▸ Stated problem
Only the pictures stay out; every record is to be quoted exactly.

▸ Provided records
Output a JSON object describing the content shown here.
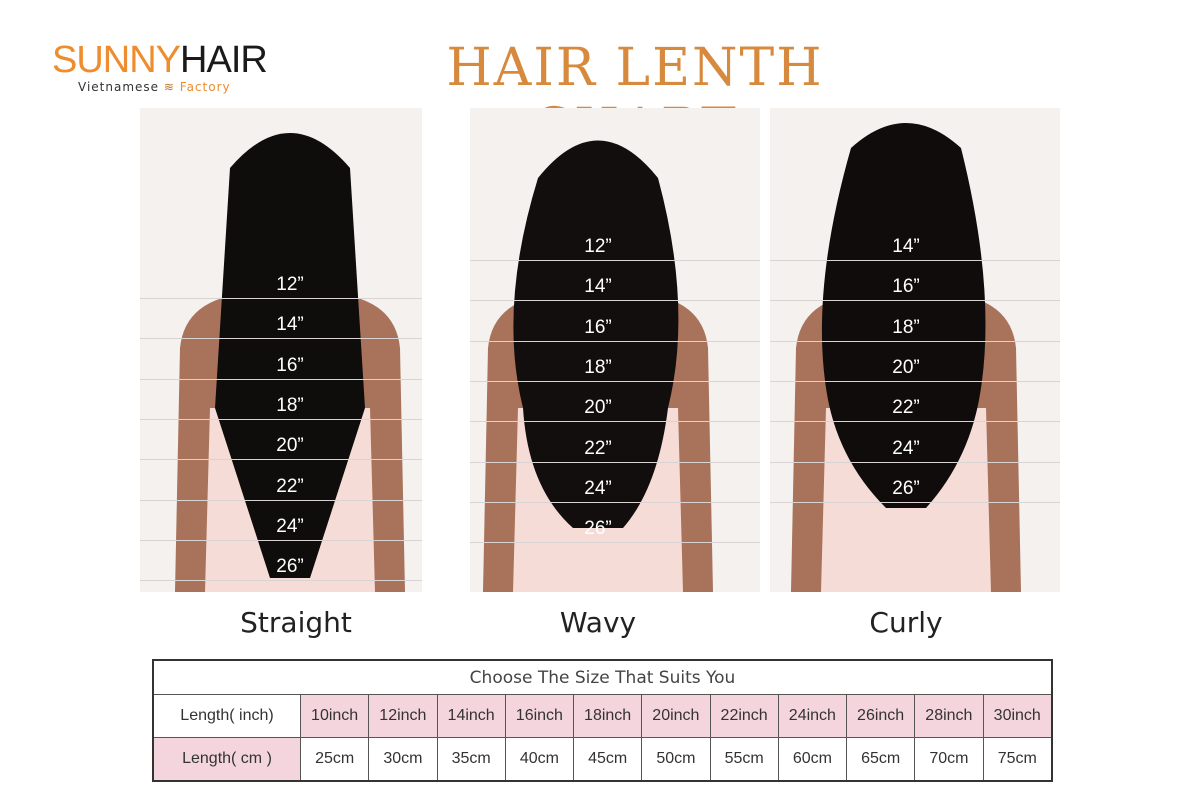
{
  "logo": {
    "brand_part1": "SUNNY",
    "brand_part2": "HAIR",
    "tagline_left": "Vietnamese",
    "tagline_right": "Factory"
  },
  "title": "HAIR LENTH CHART",
  "colors": {
    "title": "#d78a3e",
    "logo_orange": "#ee8c2e",
    "table_pink": "#f4d5de"
  },
  "styles": [
    {
      "name": "Straight",
      "lengths": [
        "12”",
        "14”",
        "16”",
        "18”",
        "20”",
        "22”",
        "24”",
        "26”"
      ]
    },
    {
      "name": "Wavy",
      "lengths": [
        "12”",
        "14”",
        "16”",
        "18”",
        "20”",
        "22”",
        "24”",
        "26”"
      ]
    },
    {
      "name": "Curly",
      "lengths": [
        "14”",
        "16”",
        "18”",
        "20”",
        "22”",
        "24”",
        "26”"
      ]
    }
  ],
  "table": {
    "header": "Choose The Size That Suits You",
    "row_inch_label": "Length( inch)",
    "row_cm_label": "Length( cm )",
    "inches": [
      "10inch",
      "12inch",
      "14inch",
      "16inch",
      "18inch",
      "20inch",
      "22inch",
      "24inch",
      "26inch",
      "28inch",
      "30inch"
    ],
    "cm": [
      "25cm",
      "30cm",
      "35cm",
      "40cm",
      "45cm",
      "50cm",
      "55cm",
      "60cm",
      "65cm",
      "70cm",
      "75cm"
    ]
  }
}
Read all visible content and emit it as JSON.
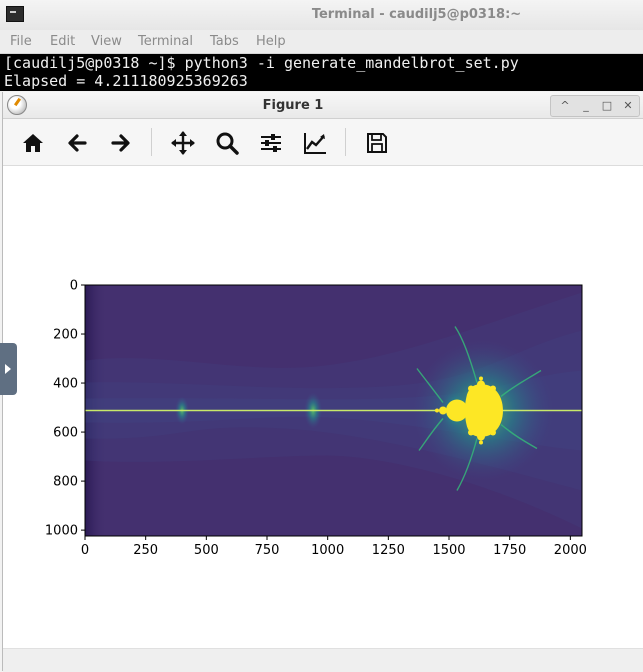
{
  "terminal": {
    "title": "Terminal - caudilj5@p0318:~",
    "menu": [
      "File",
      "Edit",
      "View",
      "Terminal",
      "Tabs",
      "Help"
    ],
    "lines": [
      "[caudilj5@p0318 ~]$ python3 -i generate_mandelbrot_set.py",
      "Elapsed = 4.211180925369263"
    ]
  },
  "figure": {
    "title": "Figure 1",
    "toolbar": [
      {
        "name": "home-icon"
      },
      {
        "name": "back-arrow-icon"
      },
      {
        "name": "forward-arrow-icon"
      },
      {
        "name": "pan-icon"
      },
      {
        "name": "zoom-icon"
      },
      {
        "name": "subplots-icon"
      },
      {
        "name": "edit-curves-icon"
      },
      {
        "name": "save-icon"
      }
    ],
    "window_buttons": [
      "^",
      "_",
      "□",
      "✕"
    ]
  },
  "chart_data": {
    "type": "heatmap",
    "title": "",
    "xlabel": "",
    "ylabel": "",
    "xlim": [
      0,
      2048
    ],
    "ylim": [
      1024,
      0
    ],
    "x_ticks": [
      "0",
      "250",
      "500",
      "750",
      "1000",
      "1250",
      "1500",
      "1750",
      "2000"
    ],
    "y_ticks": [
      "0",
      "200",
      "400",
      "600",
      "800",
      "1000"
    ],
    "colormap": "viridis",
    "colors": {
      "background": "#44306f",
      "line": "#c8e86a",
      "set": "#fde725"
    }
  }
}
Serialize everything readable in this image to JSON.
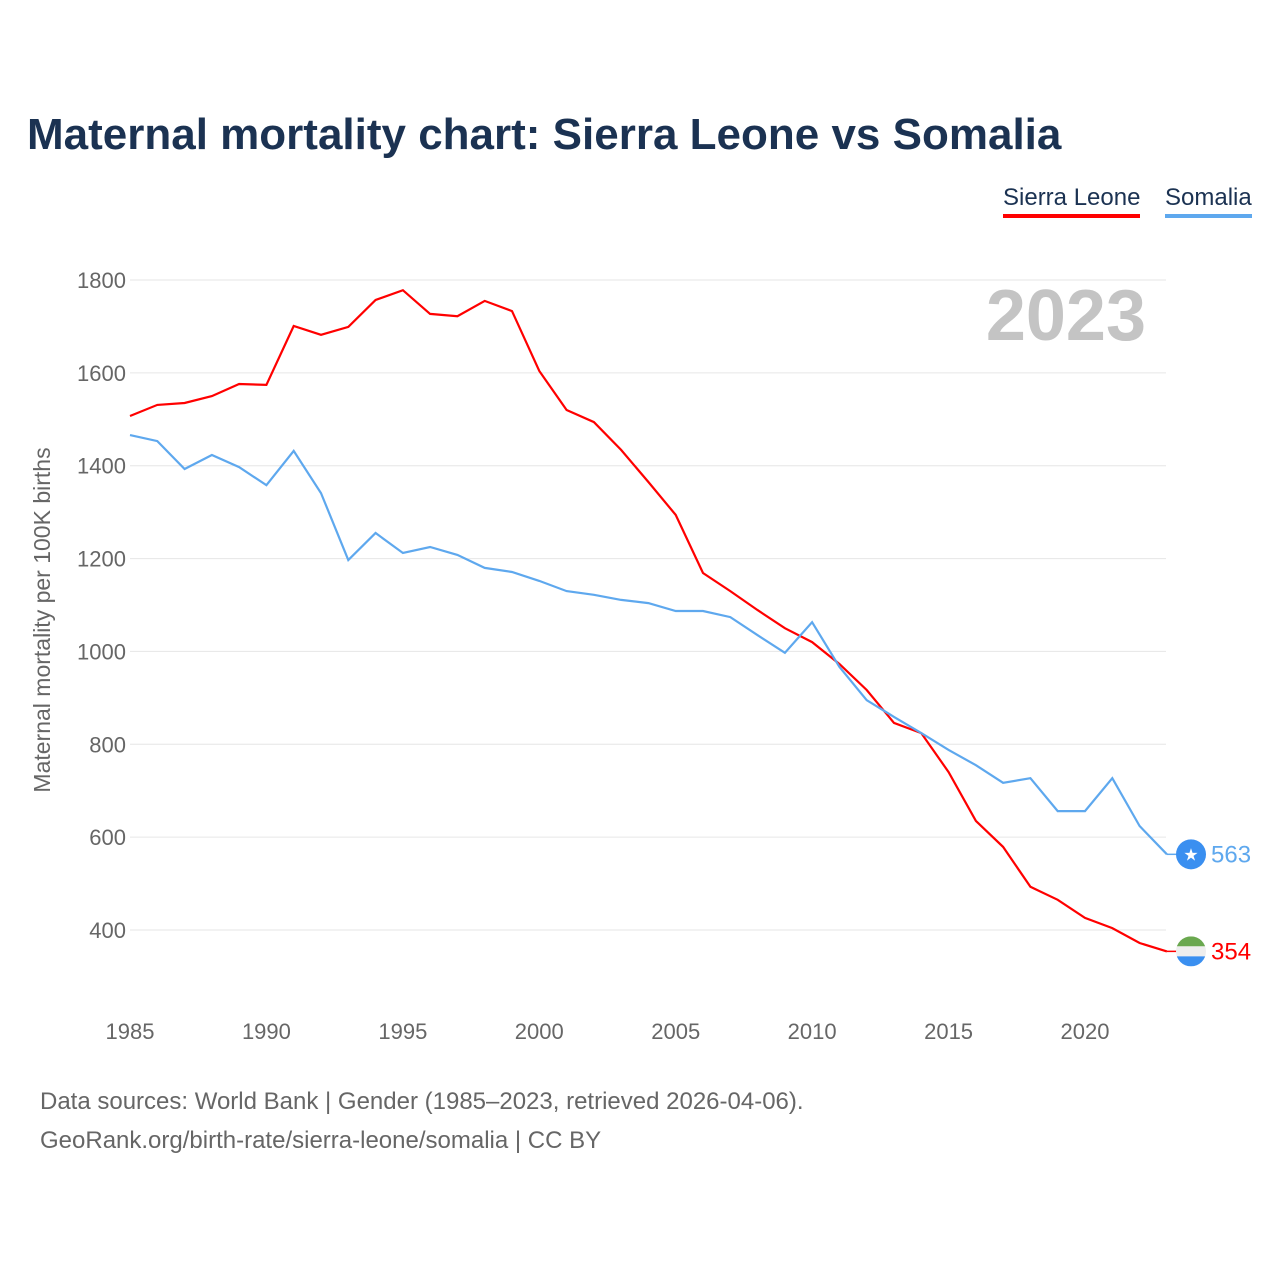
{
  "chart_data": {
    "type": "line",
    "title": "Maternal mortality chart: Sierra Leone vs Somalia",
    "ylabel": "Maternal mortality per 100K births",
    "xlabel": "",
    "year_label": "2023",
    "ylim": [
      280,
      1840
    ],
    "xlim": [
      1985,
      2023
    ],
    "yticks": [
      400,
      600,
      800,
      1000,
      1200,
      1400,
      1600,
      1800
    ],
    "xticks": [
      1985,
      1990,
      1995,
      2000,
      2005,
      2010,
      2015,
      2020
    ],
    "grid": true,
    "legend_placement": "top-right",
    "x": [
      1985,
      1986,
      1987,
      1988,
      1989,
      1990,
      1991,
      1992,
      1993,
      1994,
      1995,
      1996,
      1997,
      1998,
      1999,
      2000,
      2001,
      2002,
      2003,
      2004,
      2005,
      2006,
      2007,
      2008,
      2009,
      2010,
      2011,
      2012,
      2013,
      2014,
      2015,
      2016,
      2017,
      2018,
      2019,
      2020,
      2021,
      2022,
      2023
    ],
    "series": [
      {
        "name": "Sierra Leone",
        "color": "#ff0000",
        "end_label": "354",
        "values": [
          1507,
          1531,
          1535,
          1550,
          1576,
          1574,
          1701,
          1682,
          1699,
          1757,
          1778,
          1727,
          1722,
          1755,
          1733,
          1604,
          1520,
          1494,
          1434,
          1365,
          1294,
          1169,
          1130,
          1089,
          1050,
          1020,
          973,
          917,
          846,
          824,
          740,
          635,
          579,
          493,
          465,
          426,
          404,
          372,
          354
        ]
      },
      {
        "name": "Somalia",
        "color": "#5ea8ee",
        "end_label": "563",
        "values": [
          1466,
          1453,
          1393,
          1423,
          1397,
          1358,
          1432,
          1341,
          1197,
          1255,
          1212,
          1225,
          1208,
          1180,
          1171,
          1152,
          1130,
          1122,
          1111,
          1104,
          1087,
          1087,
          1074,
          1035,
          997,
          1063,
          967,
          895,
          859,
          824,
          788,
          755,
          717,
          727,
          656,
          656,
          727,
          624,
          563
        ]
      }
    ]
  },
  "footer": {
    "line1": "Data sources: World Bank | Gender (1985–2023, retrieved 2026-04-06).",
    "line2": "GeoRank.org/birth-rate/sierra-leone/somalia | CC BY"
  }
}
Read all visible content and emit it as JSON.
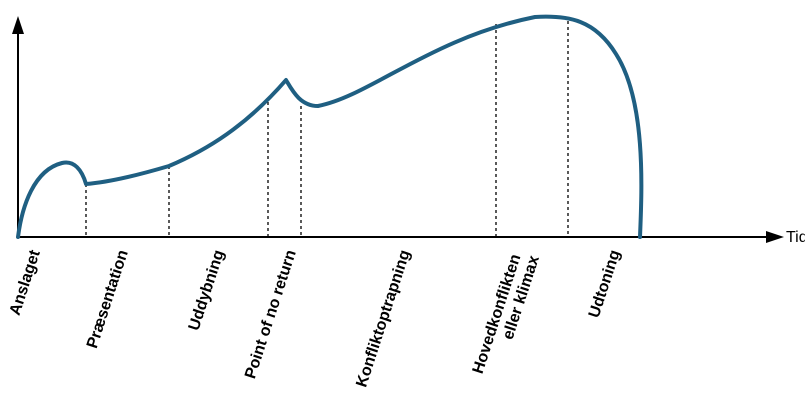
{
  "diagram": {
    "x_axis_label": "Tid",
    "curve_color": "#1f5f82",
    "phases": [
      {
        "id": "anslaget",
        "lines": [
          "Anslaget"
        ]
      },
      {
        "id": "praesentation",
        "lines": [
          "Præsentation"
        ]
      },
      {
        "id": "uddybning",
        "lines": [
          "Uddybning"
        ]
      },
      {
        "id": "point-of-no-return",
        "lines": [
          "Point of no return"
        ]
      },
      {
        "id": "konfliktoptrapning",
        "lines": [
          "Konfliktoptrapning"
        ]
      },
      {
        "id": "hovedkonflikten",
        "lines": [
          "Hovedkonflikten",
          "eller klimax"
        ]
      },
      {
        "id": "udtoning",
        "lines": [
          "Udtoning"
        ]
      }
    ]
  }
}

▸ Solution to the exercise
Output a JSON object describing the content shown here.
{
  "logo": {
    "brand_part1": "SUNNY",
    "brand_part2": "HAIR",
    "tagline_left": "Vietnamese",
    "tagline_right": "Factory"
  },
  "title": "HAIR LENTH CHART",
  "colors": {
    "title": "#d78a3e",
    "logo_orange": "#ee8c2e",
    "table_pink": "#f4d5de"
  },
  "styles": [
    {
      "name": "Straight",
      "lengths": [
        "12”",
        "14”",
        "16”",
        "18”",
        "20”",
        "22”",
        "24”",
        "26”"
      ]
    },
    {
      "name": "Wavy",
      "lengths": [
        "12”",
        "14”",
        "16”",
        "18”",
        "20”",
        "22”",
        "24”",
        "26”"
      ]
    },
    {
      "name": "Curly",
      "lengths": [
        "14”",
        "16”",
        "18”",
        "20”",
        "22”",
        "24”",
        "26”"
      ]
    }
  ],
  "table": {
    "header": "Choose The Size That Suits You",
    "row_inch_label": "Length( inch)",
    "row_cm_label": "Length( cm )",
    "inches": [
      "10inch",
      "12inch",
      "14inch",
      "16inch",
      "18inch",
      "20inch",
      "22inch",
      "24inch",
      "26inch",
      "28inch",
      "30inch"
    ],
    "cm": [
      "25cm",
      "30cm",
      "35cm",
      "40cm",
      "45cm",
      "50cm",
      "55cm",
      "60cm",
      "65cm",
      "70cm",
      "75cm"
    ]
  }
}
Read all visible content and emit it as JSON.
{
  "terminal": {
    "title": "Terminal - caudilj5@p0318:~",
    "menu": [
      "File",
      "Edit",
      "View",
      "Terminal",
      "Tabs",
      "Help"
    ],
    "lines": [
      "[caudilj5@p0318 ~]$ python3 -i generate_mandelbrot_set.py",
      "Elapsed = 4.211180925369263"
    ]
  },
  "figure": {
    "title": "Figure 1",
    "toolbar": [
      {
        "name": "home-icon"
      },
      {
        "name": "back-arrow-icon"
      },
      {
        "name": "forward-arrow-icon"
      },
      {
        "name": "pan-icon"
      },
      {
        "name": "zoom-icon"
      },
      {
        "name": "subplots-icon"
      },
      {
        "name": "edit-curves-icon"
      },
      {
        "name": "save-icon"
      }
    ],
    "window_buttons": [
      "^",
      "_",
      "□",
      "✕"
    ]
  },
  "chart_data": {
    "type": "heatmap",
    "title": "",
    "xlabel": "",
    "ylabel": "",
    "xlim": [
      0,
      2048
    ],
    "ylim": [
      1024,
      0
    ],
    "x_ticks": [
      "0",
      "250",
      "500",
      "750",
      "1000",
      "1250",
      "1500",
      "1750",
      "2000"
    ],
    "y_ticks": [
      "0",
      "200",
      "400",
      "600",
      "800",
      "1000"
    ],
    "colormap": "viridis",
    "colors": {
      "background": "#44306f",
      "line": "#c8e86a",
      "set": "#fde725"
    }
  }
}
Serialize everything readable in this image to JSON.
{
  "chart_data": {
    "type": "line",
    "title": "Maternal mortality chart: Sierra Leone vs Somalia",
    "ylabel": "Maternal mortality per 100K births",
    "xlabel": "",
    "year_label": "2023",
    "ylim": [
      280,
      1840
    ],
    "xlim": [
      1985,
      2023
    ],
    "yticks": [
      400,
      600,
      800,
      1000,
      1200,
      1400,
      1600,
      1800
    ],
    "xticks": [
      1985,
      1990,
      1995,
      2000,
      2005,
      2010,
      2015,
      2020
    ],
    "grid": true,
    "legend_placement": "top-right",
    "x": [
      1985,
      1986,
      1987,
      1988,
      1989,
      1990,
      1991,
      1992,
      1993,
      1994,
      1995,
      1996,
      1997,
      1998,
      1999,
      2000,
      2001,
      2002,
      2003,
      2004,
      2005,
      2006,
      2007,
      2008,
      2009,
      2010,
      2011,
      2012,
      2013,
      2014,
      2015,
      2016,
      2017,
      2018,
      2019,
      2020,
      2021,
      2022,
      2023
    ],
    "series": [
      {
        "name": "Sierra Leone",
        "color": "#ff0000",
        "end_label": "354",
        "values": [
          1507,
          1531,
          1535,
          1550,
          1576,
          1574,
          1701,
          1682,
          1699,
          1757,
          1778,
          1727,
          1722,
          1755,
          1733,
          1604,
          1520,
          1494,
          1434,
          1365,
          1294,
          1169,
          1130,
          1089,
          1050,
          1020,
          973,
          917,
          846,
          824,
          740,
          635,
          579,
          493,
          465,
          426,
          404,
          372,
          354
        ]
      },
      {
        "name": "Somalia",
        "color": "#5ea8ee",
        "end_label": "563",
        "values": [
          1466,
          1453,
          1393,
          1423,
          1397,
          1358,
          1432,
          1341,
          1197,
          1255,
          1212,
          1225,
          1208,
          1180,
          1171,
          1152,
          1130,
          1122,
          1111,
          1104,
          1087,
          1087,
          1074,
          1035,
          997,
          1063,
          967,
          895,
          859,
          824,
          788,
          755,
          717,
          727,
          656,
          656,
          727,
          624,
          563
        ]
      }
    ]
  },
  "footer": {
    "line1": "Data sources: World Bank | Gender (1985–2023, retrieved 2026-04-06).",
    "line2": "GeoRank.org/birth-rate/sierra-leone/somalia | CC BY"
  }
}
Read all visible content and emit it as JSON.
{
  "diagram": {
    "x_axis_label": "Tid",
    "curve_color": "#1f5f82",
    "phases": [
      {
        "id": "anslaget",
        "lines": [
          "Anslaget"
        ]
      },
      {
        "id": "praesentation",
        "lines": [
          "Præsentation"
        ]
      },
      {
        "id": "uddybning",
        "lines": [
          "Uddybning"
        ]
      },
      {
        "id": "point-of-no-return",
        "lines": [
          "Point of no return"
        ]
      },
      {
        "id": "konfliktoptrapning",
        "lines": [
          "Konfliktoptrapning"
        ]
      },
      {
        "id": "hovedkonflikten",
        "lines": [
          "Hovedkonflikten",
          "eller klimax"
        ]
      },
      {
        "id": "udtoning",
        "lines": [
          "Udtoning"
        ]
      }
    ]
  }
}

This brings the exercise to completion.